Collected data

********************

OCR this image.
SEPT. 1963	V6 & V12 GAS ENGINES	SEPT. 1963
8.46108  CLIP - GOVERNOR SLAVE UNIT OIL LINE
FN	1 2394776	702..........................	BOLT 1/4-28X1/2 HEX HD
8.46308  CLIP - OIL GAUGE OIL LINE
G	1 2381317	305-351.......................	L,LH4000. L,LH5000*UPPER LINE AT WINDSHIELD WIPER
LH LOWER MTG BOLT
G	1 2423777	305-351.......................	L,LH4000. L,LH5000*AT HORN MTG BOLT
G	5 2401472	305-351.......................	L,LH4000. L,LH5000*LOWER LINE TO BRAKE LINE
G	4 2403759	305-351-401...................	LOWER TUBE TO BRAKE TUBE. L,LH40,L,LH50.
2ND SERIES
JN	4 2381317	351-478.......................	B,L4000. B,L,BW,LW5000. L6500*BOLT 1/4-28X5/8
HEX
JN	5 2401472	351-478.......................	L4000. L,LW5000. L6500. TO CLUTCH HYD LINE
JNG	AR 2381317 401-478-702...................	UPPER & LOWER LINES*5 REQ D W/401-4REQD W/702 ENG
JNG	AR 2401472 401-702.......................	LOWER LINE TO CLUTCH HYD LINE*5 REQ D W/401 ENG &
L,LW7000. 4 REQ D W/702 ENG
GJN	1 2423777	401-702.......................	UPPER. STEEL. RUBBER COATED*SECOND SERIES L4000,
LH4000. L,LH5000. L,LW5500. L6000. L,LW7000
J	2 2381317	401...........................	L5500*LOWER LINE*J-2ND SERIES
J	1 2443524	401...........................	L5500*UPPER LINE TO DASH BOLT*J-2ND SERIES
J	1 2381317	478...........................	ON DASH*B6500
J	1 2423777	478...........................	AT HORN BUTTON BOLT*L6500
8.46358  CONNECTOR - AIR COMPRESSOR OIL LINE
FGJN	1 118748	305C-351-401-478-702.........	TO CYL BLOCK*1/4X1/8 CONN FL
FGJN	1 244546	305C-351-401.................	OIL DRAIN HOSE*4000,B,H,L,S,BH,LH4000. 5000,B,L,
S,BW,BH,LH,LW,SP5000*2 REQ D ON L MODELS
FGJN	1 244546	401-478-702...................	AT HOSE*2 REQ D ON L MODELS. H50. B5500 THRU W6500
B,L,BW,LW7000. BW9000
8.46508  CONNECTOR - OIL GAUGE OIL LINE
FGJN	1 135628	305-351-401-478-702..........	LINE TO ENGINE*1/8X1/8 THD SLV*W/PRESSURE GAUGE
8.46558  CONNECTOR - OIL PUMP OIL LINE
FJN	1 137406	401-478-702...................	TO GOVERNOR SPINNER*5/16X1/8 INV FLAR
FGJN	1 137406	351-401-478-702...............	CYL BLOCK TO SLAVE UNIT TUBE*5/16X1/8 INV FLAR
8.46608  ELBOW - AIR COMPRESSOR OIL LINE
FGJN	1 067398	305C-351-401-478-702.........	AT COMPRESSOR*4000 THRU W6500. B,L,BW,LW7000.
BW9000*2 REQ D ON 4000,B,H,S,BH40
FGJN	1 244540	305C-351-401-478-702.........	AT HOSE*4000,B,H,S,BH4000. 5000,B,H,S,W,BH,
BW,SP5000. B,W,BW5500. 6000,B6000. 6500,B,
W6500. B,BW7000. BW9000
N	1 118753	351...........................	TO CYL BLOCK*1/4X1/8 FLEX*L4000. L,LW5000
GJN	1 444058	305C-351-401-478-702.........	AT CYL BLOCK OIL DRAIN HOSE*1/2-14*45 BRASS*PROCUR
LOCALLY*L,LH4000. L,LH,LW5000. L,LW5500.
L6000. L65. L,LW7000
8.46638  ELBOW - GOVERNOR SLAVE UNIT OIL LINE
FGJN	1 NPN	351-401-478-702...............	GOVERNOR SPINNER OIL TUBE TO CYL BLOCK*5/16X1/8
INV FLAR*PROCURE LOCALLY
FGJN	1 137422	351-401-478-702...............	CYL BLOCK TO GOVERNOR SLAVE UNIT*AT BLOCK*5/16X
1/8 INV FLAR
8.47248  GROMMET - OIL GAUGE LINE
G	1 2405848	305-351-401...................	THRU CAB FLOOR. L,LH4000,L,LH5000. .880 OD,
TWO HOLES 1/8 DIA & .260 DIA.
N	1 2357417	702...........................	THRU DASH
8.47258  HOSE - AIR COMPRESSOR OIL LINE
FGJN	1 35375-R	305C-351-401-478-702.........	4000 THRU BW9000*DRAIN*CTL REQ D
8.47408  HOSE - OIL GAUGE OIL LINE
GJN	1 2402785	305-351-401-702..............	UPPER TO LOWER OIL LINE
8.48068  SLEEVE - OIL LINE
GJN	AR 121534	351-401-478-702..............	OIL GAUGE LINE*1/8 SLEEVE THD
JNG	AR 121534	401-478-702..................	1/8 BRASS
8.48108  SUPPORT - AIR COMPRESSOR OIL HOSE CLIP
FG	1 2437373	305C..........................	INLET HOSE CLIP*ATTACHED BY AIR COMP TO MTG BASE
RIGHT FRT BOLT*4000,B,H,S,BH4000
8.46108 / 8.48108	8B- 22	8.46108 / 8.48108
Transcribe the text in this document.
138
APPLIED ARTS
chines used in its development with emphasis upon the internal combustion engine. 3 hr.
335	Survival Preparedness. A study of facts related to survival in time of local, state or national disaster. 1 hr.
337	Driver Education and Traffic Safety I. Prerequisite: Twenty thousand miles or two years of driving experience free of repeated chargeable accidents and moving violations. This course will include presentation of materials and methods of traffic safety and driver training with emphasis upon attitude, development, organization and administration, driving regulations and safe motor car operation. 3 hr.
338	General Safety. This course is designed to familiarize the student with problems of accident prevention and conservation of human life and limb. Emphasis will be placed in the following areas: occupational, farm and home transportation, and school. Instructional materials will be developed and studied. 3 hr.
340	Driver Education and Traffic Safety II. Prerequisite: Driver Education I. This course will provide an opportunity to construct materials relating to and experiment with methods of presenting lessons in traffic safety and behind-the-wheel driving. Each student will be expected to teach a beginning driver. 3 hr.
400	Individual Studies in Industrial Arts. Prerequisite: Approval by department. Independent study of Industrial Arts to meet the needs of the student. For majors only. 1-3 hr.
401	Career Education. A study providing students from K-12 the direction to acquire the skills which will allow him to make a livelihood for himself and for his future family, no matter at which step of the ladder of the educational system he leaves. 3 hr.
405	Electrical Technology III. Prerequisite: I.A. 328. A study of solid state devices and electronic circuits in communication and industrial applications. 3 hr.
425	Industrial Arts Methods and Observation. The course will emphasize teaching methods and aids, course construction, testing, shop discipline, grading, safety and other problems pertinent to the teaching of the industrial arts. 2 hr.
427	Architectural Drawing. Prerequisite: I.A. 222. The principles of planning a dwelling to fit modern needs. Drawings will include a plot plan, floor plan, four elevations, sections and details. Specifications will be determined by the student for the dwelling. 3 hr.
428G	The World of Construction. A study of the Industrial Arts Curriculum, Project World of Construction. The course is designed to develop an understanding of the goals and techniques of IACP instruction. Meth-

********************

WHAT THIS TASK INVOLVES
Please restate the records in full, word for word.

FULL RESPONSE
OCR this image.
SEPT. 1963	V6 & V12 GAS ENGINES	SEPT. 1963
8.46108  CLIP - GOVERNOR SLAVE UNIT OIL LINE
FN	1 2394776	702..........................	BOLT 1/4-28X1/2 HEX HD
8.46308  CLIP - OIL GAUGE OIL LINE
G	1 2381317	305-351.......................	L,LH4000. L,LH5000*UPPER LINE AT WINDSHIELD WIPER
LH LOWER MTG BOLT
G	1 2423777	305-351.......................	L,LH4000. L,LH5000*AT HORN MTG BOLT
G	5 2401472	305-351.......................	L,LH4000. L,LH5000*LOWER LINE TO BRAKE LINE
G	4 2403759	305-351-401...................	LOWER TUBE TO BRAKE TUBE. L,LH40,L,LH50.
2ND SERIES
JN	4 2381317	351-478.......................	B,L4000. B,L,BW,LW5000. L6500*BOLT 1/4-28X5/8
HEX
JN	5 2401472	351-478.......................	L4000. L,LW5000. L6500. TO CLUTCH HYD LINE
JNG	AR 2381317 401-478-702...................	UPPER & LOWER LINES*5 REQ D W/401-4REQD W/702 ENG
JNG	AR 2401472 401-702.......................	LOWER LINE TO CLUTCH HYD LINE*5 REQ D W/401 ENG &
L,LW7000. 4 REQ D W/702 ENG
GJN	1 2423777	401-702.......................	UPPER. STEEL. RUBBER COATED*SECOND SERIES L4000,
LH4000. L,LH5000. L,LW5500. L6000. L,LW7000
J	2 2381317	401...........................	L5500*LOWER LINE*J-2ND SERIES
J	1 2443524	401...........................	L5500*UPPER LINE TO DASH BOLT*J-2ND SERIES
J	1 2381317	478...........................	ON DASH*B6500
J	1 2423777	478...........................	AT HORN BUTTON BOLT*L6500
8.46358  CONNECTOR - AIR COMPRESSOR OIL LINE
FGJN	1 118748	305C-351-401-478-702.........	TO CYL BLOCK*1/4X1/8 CONN FL
FGJN	1 244546	305C-351-401.................	OIL DRAIN HOSE*4000,B,H,L,S,BH,LH4000. 5000,B,L,
S,BW,BH,LH,LW,SP5000*2 REQ D ON L MODELS
FGJN	1 244546	401-478-702...................	AT HOSE*2 REQ D ON L MODELS. H50. B5500 THRU W6500
B,L,BW,LW7000. BW9000
8.46508  CONNECTOR - OIL GAUGE OIL LINE
FGJN	1 135628	305-351-401-478-702..........	LINE TO ENGINE*1/8X1/8 THD SLV*W/PRESSURE GAUGE
8.46558  CONNECTOR - OIL PUMP OIL LINE
FJN	1 137406	401-478-702...................	TO GOVERNOR SPINNER*5/16X1/8 INV FLAR
FGJN	1 137406	351-401-478-702...............	CYL BLOCK TO SLAVE UNIT TUBE*5/16X1/8 INV FLAR
8.46608  ELBOW - AIR COMPRESSOR OIL LINE
FGJN	1 067398	305C-351-401-478-702.........	AT COMPRESSOR*4000 THRU W6500. B,L,BW,LW7000.
BW9000*2 REQ D ON 4000,B,H,S,BH40
FGJN	1 244540	305C-351-401-478-702.........	AT HOSE*4000,B,H,S,BH4000. 5000,B,H,S,W,BH,
BW,SP5000. B,W,BW5500. 6000,B6000. 6500,B,
W6500. B,BW7000. BW9000
N	1 118753	351...........................	TO CYL BLOCK*1/4X1/8 FLEX*L4000. L,LW5000
GJN	1 444058	305C-351-401-478-702.........	AT CYL BLOCK OIL DRAIN HOSE*1/2-14*45 BRASS*PROCUR
LOCALLY*L,LH4000. L,LH,LW5000. L,LW5500.
L6000. L65. L,LW7000
8.46638  ELBOW - GOVERNOR SLAVE UNIT OIL LINE
FGJN	1 NPN	351-401-478-702...............	GOVERNOR SPINNER OIL TUBE TO CYL BLOCK*5/16X1/8
INV FLAR*PROCURE LOCALLY
FGJN	1 137422	351-401-478-702...............	CYL BLOCK TO GOVERNOR SLAVE UNIT*AT BLOCK*5/16X
1/8 INV FLAR
8.47248  GROMMET - OIL GAUGE LINE
G	1 2405848	305-351-401...................	THRU CAB FLOOR. L,LH4000,L,LH5000. .880 OD,
TWO HOLES 1/8 DIA & .260 DIA.
N	1 2357417	702...........................	THRU DASH
8.47258  HOSE - AIR COMPRESSOR OIL LINE
FGJN	1 35375-R	305C-351-401-478-702.........	4000 THRU BW9000*DRAIN*CTL REQ D
8.47408  HOSE - OIL GAUGE OIL LINE
GJN	1 2402785	305-351-401-702..............	UPPER TO LOWER OIL LINE
8.48068  SLEEVE - OIL LINE
GJN	AR 121534	351-401-478-702..............	OIL GAUGE LINE*1/8 SLEEVE THD
JNG	AR 121534	401-478-702..................	1/8 BRASS
8.48108  SUPPORT - AIR COMPRESSOR OIL HOSE CLIP
FG	1 2437373	305C..........................	INLET HOSE CLIP*ATTACHED BY AIR COMP TO MTG BASE
RIGHT FRT BOLT*4000,B,H,S,BH4000
8.46108 / 8.48108	8B- 22	8.46108 / 8.48108
Transcribe the text in this document.
138
APPLIED ARTS
chines used in its development with emphasis upon the internal combustion engine. 3 hr.
335	Survival Preparedness. A study of facts related to survival in time of local, state or national disaster. 1 hr.
337	Driver Education and Traffic Safety I. Prerequisite: Twenty thousand miles or two years of driving experience free of repeated chargeable accidents and moving violations. This course will include presentation of materials and methods of traffic safety and driver training with emphasis upon attitude, development, organization and administration, driving regulations and safe motor car operation. 3 hr.
338	General Safety. This course is designed to familiarize the student with problems of accident prevention and conservation of human life and limb. Emphasis will be placed in the following areas: occupational, farm and home transportation, and school. Instructional materials will be developed and studied. 3 hr.
340	Driver Education and Traffic Safety II. Prerequisite: Driver Education I. This course will provide an opportunity to construct materials relating to and experiment with methods of presenting lessons in traffic safety and behind-the-wheel driving. Each student will be expected to teach a beginning driver. 3 hr.
400	Individual Studies in Industrial Arts. Prerequisite: Approval by department. Independent study of Industrial Arts to meet the needs of the student. For majors only. 1-3 hr.
401	Career Education. A study providing students from K-12 the direction to acquire the skills which will allow him to make a livelihood for himself and for his future family, no matter at which step of the ladder of the educational system he leaves. 3 hr.
405	Electrical Technology III. Prerequisite: I.A. 328. A study of solid state devices and electronic circuits in communication and industrial applications. 3 hr.
425	Industrial Arts Methods and Observation. The course will emphasize teaching methods and aids, course construction, testing, shop discipline, grading, safety and other problems pertinent to the teaching of the industrial arts. 2 hr.
427	Architectural Drawing. Prerequisite: I.A. 222. The principles of planning a dwelling to fit modern needs. Drawings will include a plot plan, floor plan, four elevations, sections and details. Specifications will be determined by the student for the dwelling. 3 hr.
428G	The World of Construction. A study of the Industrial Arts Curriculum, Project World of Construction. The course is designed to develop an understanding of the goals and techniques of IACP instruction. Meth-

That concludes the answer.